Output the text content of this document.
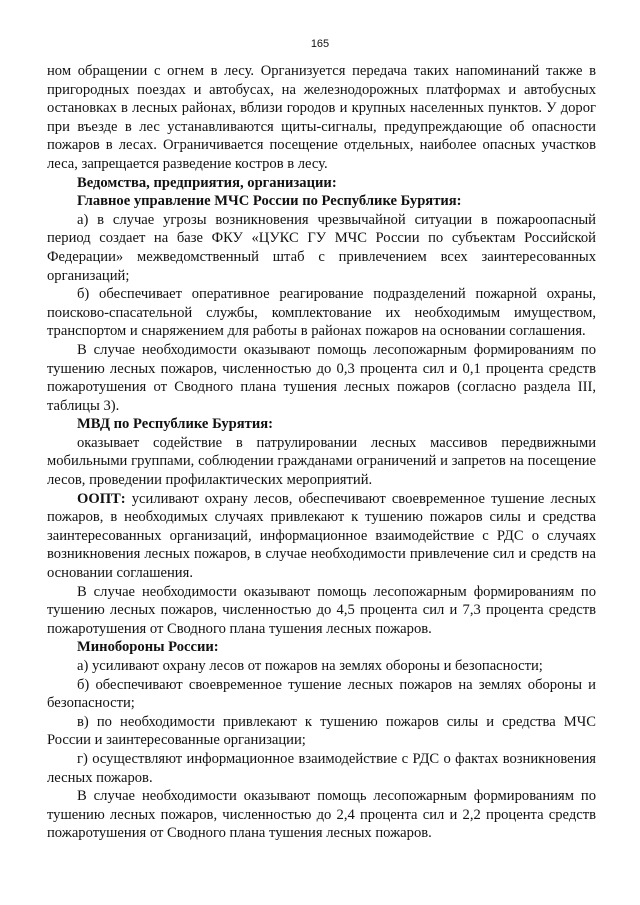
165

ном обращении с огнем в лесу. Организуется передача таких напоминаний также в пригородных поездах и автобусах, на железнодорожных платформах и автобусных остановках в лесных районах, вблизи городов и крупных населенных пунктов. У дорог при въезде в лес устанавливаются щиты-сигналы, предупреждающие об опасности пожаров в лесах. Ограничивается посещение отдельных, наиболее опасных участков леса, запрещается разведение костров в лесу.

Ведомства, предприятия, организации:

Главное управление МЧС России по Республике Бурятия:

а) в случае угрозы возникновения чрезвычайной ситуации в пожароопасный период создает на базе ФКУ «ЦУКС ГУ МЧС России по субъектам Российской Федерации» межведомственный штаб с привлечением всех заинтересованных организаций;

б) обеспечивает оперативное реагирование подразделений пожарной охраны, поисково-спасательной службы, комплектование их необходимым имуществом, транспортом и снаряжением для работы в районах пожаров на основании соглашения.

В случае необходимости оказывают помощь лесопожарным формированиям по тушению лесных пожаров, численностью до 0,3 процента сил и 0,1 процента средств пожаротушения от Сводного плана тушения лесных пожаров (согласно раздела III, таблицы 3).

МВД по Республике Бурятия:

оказывает содействие в патрулировании лесных массивов передвижными мобильными группами, соблюдении гражданами ограничений и запретов на посещение лесов, проведении профилактических мероприятий.

ООПТ: усиливают охрану лесов, обеспечивают своевременное тушение лесных пожаров, в необходимых случаях привлекают к тушению пожаров силы и средства заинтересованных организаций, информационное взаимодействие с РДС о случаях возникновения лесных пожаров, в случае необходимости привлечение сил и средств на основании соглашения.

В случае необходимости оказывают помощь лесопожарным формированиям по тушению лесных пожаров, численностью до 4,5 процента сил и 7,3 процента средств пожаротушения от Сводного плана тушения лесных пожаров.

Минобороны России:

а) усиливают охрану лесов от пожаров на землях обороны и безопасности;

б) обеспечивают своевременное тушение лесных пожаров на землях обороны и безопасности;

в) по необходимости привлекают к тушению пожаров силы и средства МЧС России и заинтересованные организации;

г) осуществляют информационное взаимодействие с РДС о фактах возникновения лесных пожаров.

В случае необходимости оказывают помощь лесопожарным формированиям по тушению лесных пожаров, численностью до 2,4 процента сил и 2,2 процента средств пожаротушения от Сводного плана тушения лесных пожаров.
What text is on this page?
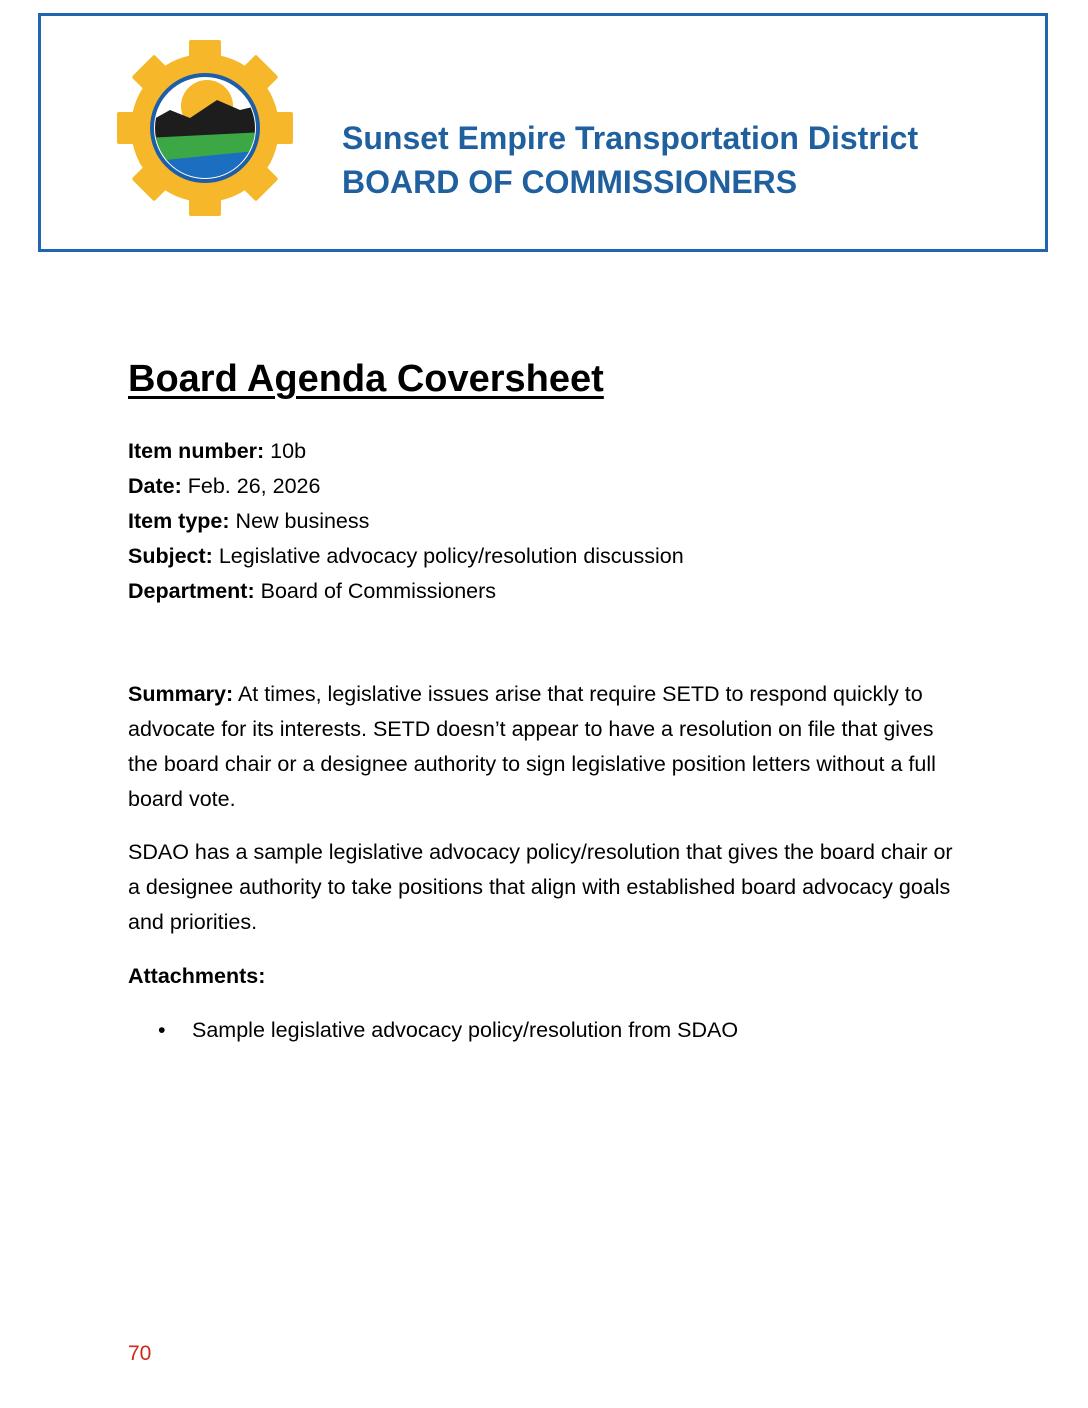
Sunset Empire Transportation District
BOARD OF COMMISSIONERS
Board Agenda Coversheet
Item number: 10b
Date: Feb. 26, 2026
Item type: New business
Subject: Legislative advocacy policy/resolution discussion
Department: Board of Commissioners

Summary: At times, legislative issues arise that require SETD to respond quickly to advocate for its interests. SETD doesn’t appear to have a resolution on file that gives the board chair or a designee authority to sign legislative position letters without a full board vote.

SDAO has a sample legislative advocacy policy/resolution that gives the board chair or a designee authority to take positions that align with established board advocacy goals and priorities.

Attachments:
• Sample legislative advocacy policy/resolution from SDAO
70
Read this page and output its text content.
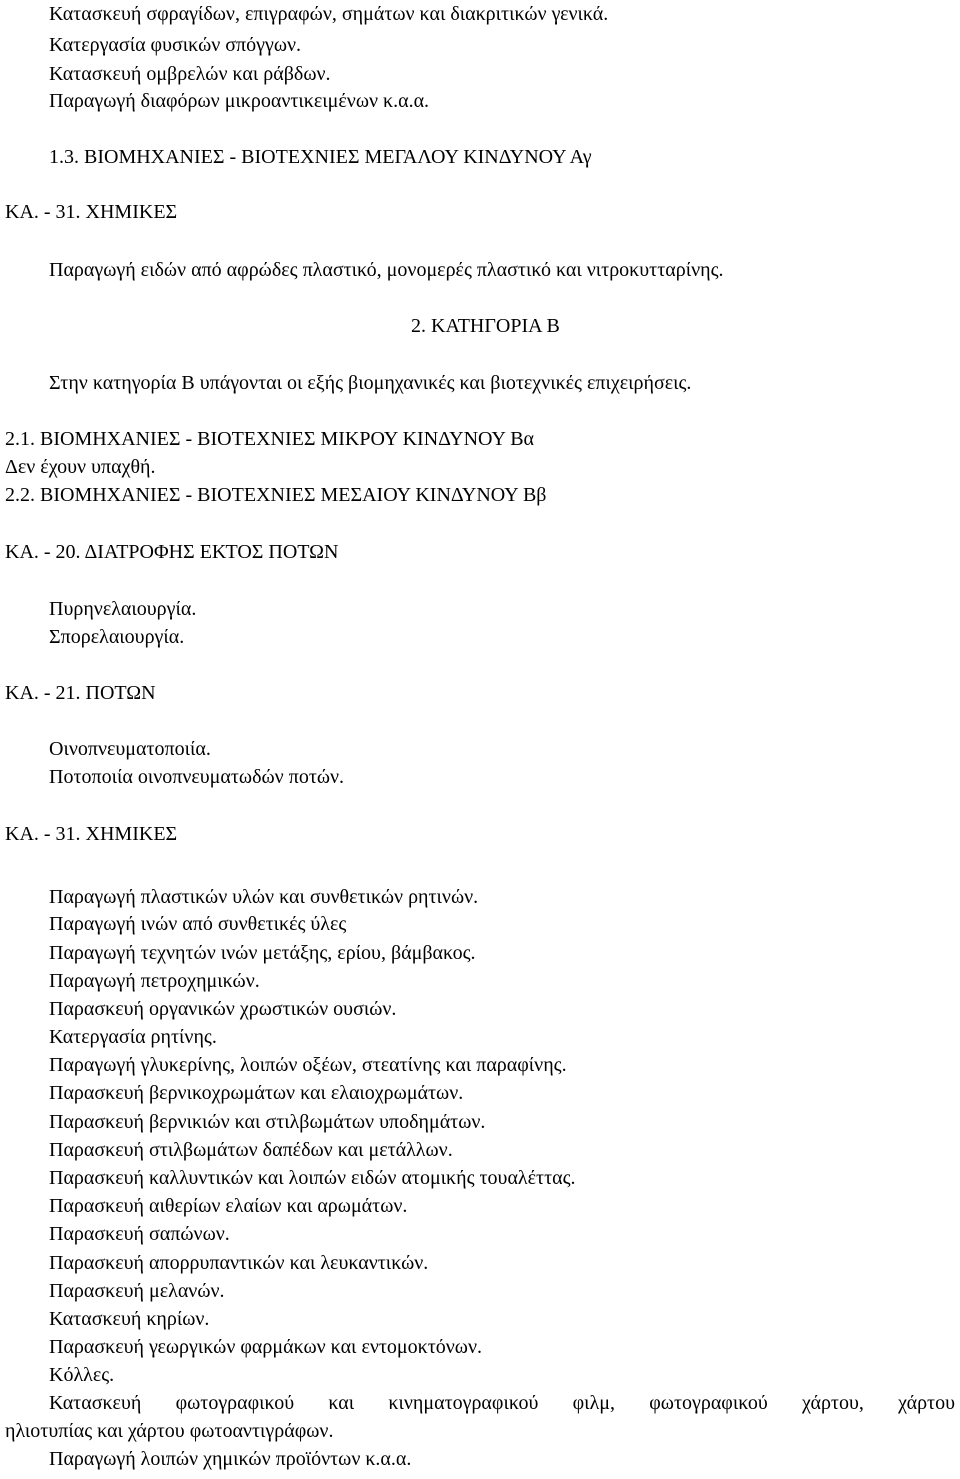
Κατασκευή σφραγίδων, επιγραφών, σημάτων και διακριτικών γενικά.

Κατεργασία φυσικών σπόγγων.

Κατασκευή ομβρελών και ράβδων.

Παραγωγή διαφόρων μικροαντικειμένων κ.α.α.

1.3. ΒΙΟΜΗΧΑΝΙΕΣ - ΒΙΟΤΕΧΝΙΕΣ ΜΕΓΑΛΟΥ ΚΙΝΔΥΝΟΥ Αγ

ΚΑ. - 31. ΧΗΜΙΚΕΣ

Παραγωγή ειδών από αφρώδες πλαστικό, μονομερές πλαστικό και νιτροκυτταρίνης.

2. ΚΑΤΗΓΟΡΙΑ Β

Στην κατηγορία Β υπάγονται οι εξής βιομηχανικές και βιοτεχνικές επιχειρήσεις.

2.1. ΒΙΟΜΗΧΑΝΙΕΣ - ΒΙΟΤΕΧΝΙΕΣ ΜΙΚΡΟΥ ΚΙΝΔΥΝΟΥ Βα

Δεν έχουν υπαχθή.

2.2. ΒΙΟΜΗΧΑΝΙΕΣ - ΒΙΟΤΕΧΝΙΕΣ ΜΕΣΑΙΟΥ ΚΙΝΔΥΝΟΥ Ββ

ΚΑ. - 20. ΔΙΑΤΡΟΦΗΣ ΕΚΤΟΣ ΠΟΤΩΝ

Πυρηνελαιουργία.

Σπορελαιουργία.

ΚΑ. - 21. ΠΟΤΩΝ

Οινοπνευματοποιία.

Ποτοποιία οινοπνευματωδών ποτών.

ΚΑ. - 31. ΧΗΜΙΚΕΣ

Παραγωγή πλαστικών υλών και συνθετικών ρητινών.

Παραγωγή ινών από συνθετικές ύλες

Παραγωγή τεχνητών ινών μετάξης, ερίου, βάμβακος.

Παραγωγή πετροχημικών.

Παρασκευή οργανικών χρωστικών ουσιών.

Κατεργασία ρητίνης.

Παραγωγή γλυκερίνης, λοιπών οξέων, στεατίνης και παραφίνης.

Παρασκευή βερνικοχρωμάτων και ελαιοχρωμάτων.

Παρασκευή βερνικιών και στιλβωμάτων υποδημάτων.

Παρασκευή στιλβωμάτων δαπέδων και μετάλλων.

Παρασκευή καλλυντικών και λοιπών ειδών ατομικής τουαλέττας.

Παρασκευή αιθερίων ελαίων και αρωμάτων.

Παρασκευή σαπώνων.

Παρασκευή απορρυπαντικών και λευκαντικών.

Παρασκευή μελανών.

Κατασκευή κηρίων.

Παρασκευή γεωργικών φαρμάκων και εντομοκτόνων.

Κόλλες.

Κατασκευή φωτογραφικού και κινηματογραφικού φιλμ, φωτογραφικού χάρτου, χάρτου

ηλιοτυπίας και χάρτου φωτοαντιγράφων.

Παραγωγή λοιπών χημικών προϊόντων κ.α.α.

------------

Aim
Scan the data above; copy every line where "усиливают" appears.

Answer to this task
ООПТ: усиливают охрану лесов, обеспечивают своевременное тушение лесных пожаров, в необходимых случаях привлекают к тушению пожаров силы и средства заинтересованных организаций, информационное взаимодействие с РДС о случаях возникновения лесных пожаров, в случае необходимости привлечение сил и средств на основании соглашения.
а) усиливают охрану лесов от пожаров на землях обороны и безопасности;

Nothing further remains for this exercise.